#### What is expected:
Where a line contains the string "JSON", copy that line.

#### Task data:

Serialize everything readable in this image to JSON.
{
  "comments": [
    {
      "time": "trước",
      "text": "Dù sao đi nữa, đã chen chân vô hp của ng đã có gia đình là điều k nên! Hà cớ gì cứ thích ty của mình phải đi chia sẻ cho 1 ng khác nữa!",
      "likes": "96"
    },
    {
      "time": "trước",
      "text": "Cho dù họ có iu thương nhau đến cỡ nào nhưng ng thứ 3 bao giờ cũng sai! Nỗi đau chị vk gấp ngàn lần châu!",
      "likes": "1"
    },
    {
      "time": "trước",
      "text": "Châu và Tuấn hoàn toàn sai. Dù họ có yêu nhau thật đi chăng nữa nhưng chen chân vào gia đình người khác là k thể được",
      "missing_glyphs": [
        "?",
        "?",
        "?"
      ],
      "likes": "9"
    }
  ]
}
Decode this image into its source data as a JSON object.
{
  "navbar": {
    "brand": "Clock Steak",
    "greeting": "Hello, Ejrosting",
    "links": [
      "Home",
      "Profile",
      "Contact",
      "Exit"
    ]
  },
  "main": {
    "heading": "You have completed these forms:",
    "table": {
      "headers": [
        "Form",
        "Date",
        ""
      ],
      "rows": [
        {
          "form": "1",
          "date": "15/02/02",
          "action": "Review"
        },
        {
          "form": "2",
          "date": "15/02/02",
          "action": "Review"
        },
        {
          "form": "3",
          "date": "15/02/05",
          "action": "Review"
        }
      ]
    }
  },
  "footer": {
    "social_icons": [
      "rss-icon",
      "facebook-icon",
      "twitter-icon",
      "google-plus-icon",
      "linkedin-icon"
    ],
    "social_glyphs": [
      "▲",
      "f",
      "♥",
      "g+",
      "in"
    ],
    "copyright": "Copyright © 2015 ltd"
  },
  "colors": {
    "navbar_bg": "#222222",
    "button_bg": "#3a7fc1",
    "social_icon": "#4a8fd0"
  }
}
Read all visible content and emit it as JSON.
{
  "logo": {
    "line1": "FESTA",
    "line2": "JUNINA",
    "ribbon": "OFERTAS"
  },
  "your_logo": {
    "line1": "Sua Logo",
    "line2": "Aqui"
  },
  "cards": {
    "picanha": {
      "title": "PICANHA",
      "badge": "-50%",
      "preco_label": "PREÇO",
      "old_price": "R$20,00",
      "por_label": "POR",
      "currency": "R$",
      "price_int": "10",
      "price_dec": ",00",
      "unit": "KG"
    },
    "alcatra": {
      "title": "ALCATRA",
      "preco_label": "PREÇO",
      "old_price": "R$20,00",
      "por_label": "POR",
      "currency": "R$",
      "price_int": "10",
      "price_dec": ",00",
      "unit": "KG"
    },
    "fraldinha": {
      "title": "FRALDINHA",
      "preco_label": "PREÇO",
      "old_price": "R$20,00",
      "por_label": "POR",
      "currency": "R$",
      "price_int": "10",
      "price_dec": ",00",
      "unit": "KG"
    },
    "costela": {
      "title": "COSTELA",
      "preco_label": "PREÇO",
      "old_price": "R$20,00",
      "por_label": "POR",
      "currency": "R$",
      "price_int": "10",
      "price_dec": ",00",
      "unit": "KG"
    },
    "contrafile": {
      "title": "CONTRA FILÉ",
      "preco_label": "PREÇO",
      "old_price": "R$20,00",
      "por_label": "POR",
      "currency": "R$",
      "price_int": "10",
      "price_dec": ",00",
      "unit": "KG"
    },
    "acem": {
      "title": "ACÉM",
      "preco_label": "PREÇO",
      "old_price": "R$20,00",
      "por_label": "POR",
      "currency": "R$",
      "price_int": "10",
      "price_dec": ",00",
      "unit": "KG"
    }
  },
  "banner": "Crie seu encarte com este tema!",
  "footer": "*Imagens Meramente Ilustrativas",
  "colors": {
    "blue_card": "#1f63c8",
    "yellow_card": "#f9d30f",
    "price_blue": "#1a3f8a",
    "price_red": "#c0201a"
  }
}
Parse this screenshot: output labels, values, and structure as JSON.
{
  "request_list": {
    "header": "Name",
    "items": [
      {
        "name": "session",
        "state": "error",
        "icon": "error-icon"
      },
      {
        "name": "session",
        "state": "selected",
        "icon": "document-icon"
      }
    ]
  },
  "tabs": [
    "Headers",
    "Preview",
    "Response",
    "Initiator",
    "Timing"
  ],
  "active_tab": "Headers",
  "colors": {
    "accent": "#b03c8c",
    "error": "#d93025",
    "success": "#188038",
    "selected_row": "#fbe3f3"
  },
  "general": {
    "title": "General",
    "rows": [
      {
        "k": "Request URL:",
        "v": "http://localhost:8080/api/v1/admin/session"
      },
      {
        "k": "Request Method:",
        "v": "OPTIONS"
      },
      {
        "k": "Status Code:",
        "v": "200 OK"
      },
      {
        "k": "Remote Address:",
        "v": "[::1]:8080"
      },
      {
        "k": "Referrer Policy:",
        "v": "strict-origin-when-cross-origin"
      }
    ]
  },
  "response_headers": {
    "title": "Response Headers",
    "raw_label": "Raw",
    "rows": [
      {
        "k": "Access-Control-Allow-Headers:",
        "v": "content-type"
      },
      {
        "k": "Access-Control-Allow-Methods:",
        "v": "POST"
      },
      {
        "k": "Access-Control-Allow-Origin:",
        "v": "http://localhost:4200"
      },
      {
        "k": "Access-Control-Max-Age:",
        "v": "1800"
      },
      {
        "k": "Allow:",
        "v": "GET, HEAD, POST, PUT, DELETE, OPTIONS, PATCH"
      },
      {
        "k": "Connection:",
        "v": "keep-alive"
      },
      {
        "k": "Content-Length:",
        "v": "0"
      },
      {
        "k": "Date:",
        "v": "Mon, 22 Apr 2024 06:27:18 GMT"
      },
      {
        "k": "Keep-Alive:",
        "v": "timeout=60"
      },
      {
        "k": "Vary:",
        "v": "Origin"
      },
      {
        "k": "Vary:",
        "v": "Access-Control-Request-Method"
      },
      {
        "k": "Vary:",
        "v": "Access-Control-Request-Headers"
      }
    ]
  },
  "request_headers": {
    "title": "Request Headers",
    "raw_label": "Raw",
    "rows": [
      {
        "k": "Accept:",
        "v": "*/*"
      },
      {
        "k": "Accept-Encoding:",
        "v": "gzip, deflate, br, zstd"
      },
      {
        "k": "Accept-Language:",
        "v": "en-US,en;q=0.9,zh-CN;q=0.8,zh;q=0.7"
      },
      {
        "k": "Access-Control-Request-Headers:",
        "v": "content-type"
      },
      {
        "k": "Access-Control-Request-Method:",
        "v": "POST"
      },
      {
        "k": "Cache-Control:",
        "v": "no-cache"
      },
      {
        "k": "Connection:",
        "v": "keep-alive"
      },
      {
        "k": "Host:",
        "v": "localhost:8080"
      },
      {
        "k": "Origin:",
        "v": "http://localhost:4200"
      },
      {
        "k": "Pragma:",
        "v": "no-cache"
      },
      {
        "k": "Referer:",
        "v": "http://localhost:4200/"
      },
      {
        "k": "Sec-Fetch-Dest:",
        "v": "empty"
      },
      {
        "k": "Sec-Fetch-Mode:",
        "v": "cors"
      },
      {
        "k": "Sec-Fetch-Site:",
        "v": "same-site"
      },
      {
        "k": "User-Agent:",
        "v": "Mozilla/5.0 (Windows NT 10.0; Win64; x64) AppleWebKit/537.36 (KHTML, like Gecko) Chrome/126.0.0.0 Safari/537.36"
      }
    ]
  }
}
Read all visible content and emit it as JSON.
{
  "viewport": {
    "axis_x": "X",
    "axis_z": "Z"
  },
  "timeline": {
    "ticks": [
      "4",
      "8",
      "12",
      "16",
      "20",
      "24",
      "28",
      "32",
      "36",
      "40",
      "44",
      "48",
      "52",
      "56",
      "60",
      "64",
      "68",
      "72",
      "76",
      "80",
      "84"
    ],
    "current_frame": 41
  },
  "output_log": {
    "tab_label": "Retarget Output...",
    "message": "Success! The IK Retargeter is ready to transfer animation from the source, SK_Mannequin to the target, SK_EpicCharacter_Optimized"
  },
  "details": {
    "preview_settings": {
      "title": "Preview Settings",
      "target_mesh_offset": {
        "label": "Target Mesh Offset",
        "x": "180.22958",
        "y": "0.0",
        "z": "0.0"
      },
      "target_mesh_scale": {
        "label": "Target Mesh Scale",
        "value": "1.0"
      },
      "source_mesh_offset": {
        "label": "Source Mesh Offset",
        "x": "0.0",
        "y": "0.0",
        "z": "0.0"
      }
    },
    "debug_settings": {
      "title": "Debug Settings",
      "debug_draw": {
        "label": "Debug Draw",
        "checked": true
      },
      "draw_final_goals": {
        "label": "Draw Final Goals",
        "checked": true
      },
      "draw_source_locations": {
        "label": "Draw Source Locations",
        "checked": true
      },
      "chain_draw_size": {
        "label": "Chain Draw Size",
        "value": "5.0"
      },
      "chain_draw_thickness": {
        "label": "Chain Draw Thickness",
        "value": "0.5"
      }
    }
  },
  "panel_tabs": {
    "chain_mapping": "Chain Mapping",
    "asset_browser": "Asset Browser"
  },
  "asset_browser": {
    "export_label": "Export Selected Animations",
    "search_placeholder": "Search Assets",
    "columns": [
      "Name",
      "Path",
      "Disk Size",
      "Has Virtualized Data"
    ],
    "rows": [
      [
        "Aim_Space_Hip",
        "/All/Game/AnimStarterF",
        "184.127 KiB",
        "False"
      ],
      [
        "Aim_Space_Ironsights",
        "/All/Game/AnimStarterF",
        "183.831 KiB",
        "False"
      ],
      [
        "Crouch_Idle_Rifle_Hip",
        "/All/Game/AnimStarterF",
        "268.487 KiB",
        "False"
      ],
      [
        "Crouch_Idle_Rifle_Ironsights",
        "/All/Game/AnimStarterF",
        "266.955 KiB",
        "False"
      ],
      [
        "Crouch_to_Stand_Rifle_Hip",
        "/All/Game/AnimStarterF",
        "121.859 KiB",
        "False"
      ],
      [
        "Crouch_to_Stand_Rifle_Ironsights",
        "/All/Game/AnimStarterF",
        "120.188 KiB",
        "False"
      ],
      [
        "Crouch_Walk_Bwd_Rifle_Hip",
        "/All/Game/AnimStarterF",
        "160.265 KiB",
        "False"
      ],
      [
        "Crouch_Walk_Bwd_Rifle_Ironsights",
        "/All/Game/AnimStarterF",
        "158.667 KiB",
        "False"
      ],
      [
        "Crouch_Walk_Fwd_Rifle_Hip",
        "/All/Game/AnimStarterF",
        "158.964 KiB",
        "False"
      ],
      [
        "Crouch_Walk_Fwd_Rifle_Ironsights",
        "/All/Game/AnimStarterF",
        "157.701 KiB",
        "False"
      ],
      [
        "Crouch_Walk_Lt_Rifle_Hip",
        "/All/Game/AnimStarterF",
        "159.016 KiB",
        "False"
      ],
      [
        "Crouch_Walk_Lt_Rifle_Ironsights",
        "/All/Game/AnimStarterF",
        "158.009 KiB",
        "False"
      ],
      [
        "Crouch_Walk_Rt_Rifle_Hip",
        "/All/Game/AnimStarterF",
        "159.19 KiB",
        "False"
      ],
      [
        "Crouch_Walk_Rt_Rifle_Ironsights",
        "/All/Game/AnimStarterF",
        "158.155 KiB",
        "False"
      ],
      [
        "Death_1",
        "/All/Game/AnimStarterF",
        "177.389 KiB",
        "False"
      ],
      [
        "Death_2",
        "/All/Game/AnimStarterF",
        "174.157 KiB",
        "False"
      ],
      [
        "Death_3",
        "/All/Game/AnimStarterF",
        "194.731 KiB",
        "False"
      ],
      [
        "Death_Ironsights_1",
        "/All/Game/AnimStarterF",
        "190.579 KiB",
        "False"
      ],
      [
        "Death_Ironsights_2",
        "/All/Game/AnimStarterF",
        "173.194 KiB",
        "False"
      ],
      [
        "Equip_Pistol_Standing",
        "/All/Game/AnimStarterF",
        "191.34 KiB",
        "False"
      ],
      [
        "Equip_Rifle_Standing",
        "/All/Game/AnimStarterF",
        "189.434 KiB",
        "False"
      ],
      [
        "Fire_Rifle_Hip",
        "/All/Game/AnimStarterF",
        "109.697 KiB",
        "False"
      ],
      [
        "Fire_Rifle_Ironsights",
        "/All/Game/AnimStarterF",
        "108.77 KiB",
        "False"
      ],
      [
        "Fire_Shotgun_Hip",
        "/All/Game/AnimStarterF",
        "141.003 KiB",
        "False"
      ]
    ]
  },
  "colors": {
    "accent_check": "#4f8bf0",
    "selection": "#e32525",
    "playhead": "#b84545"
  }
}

#### Reply to the task:
Serialize everything readable in this image to JSON.
Decode this image into its source data as a JSON object.
Read all visible content and emit it as JSON.
Parse this screenshot: output labels, values, and structure as JSON.
Read all visible content and emit it as JSON.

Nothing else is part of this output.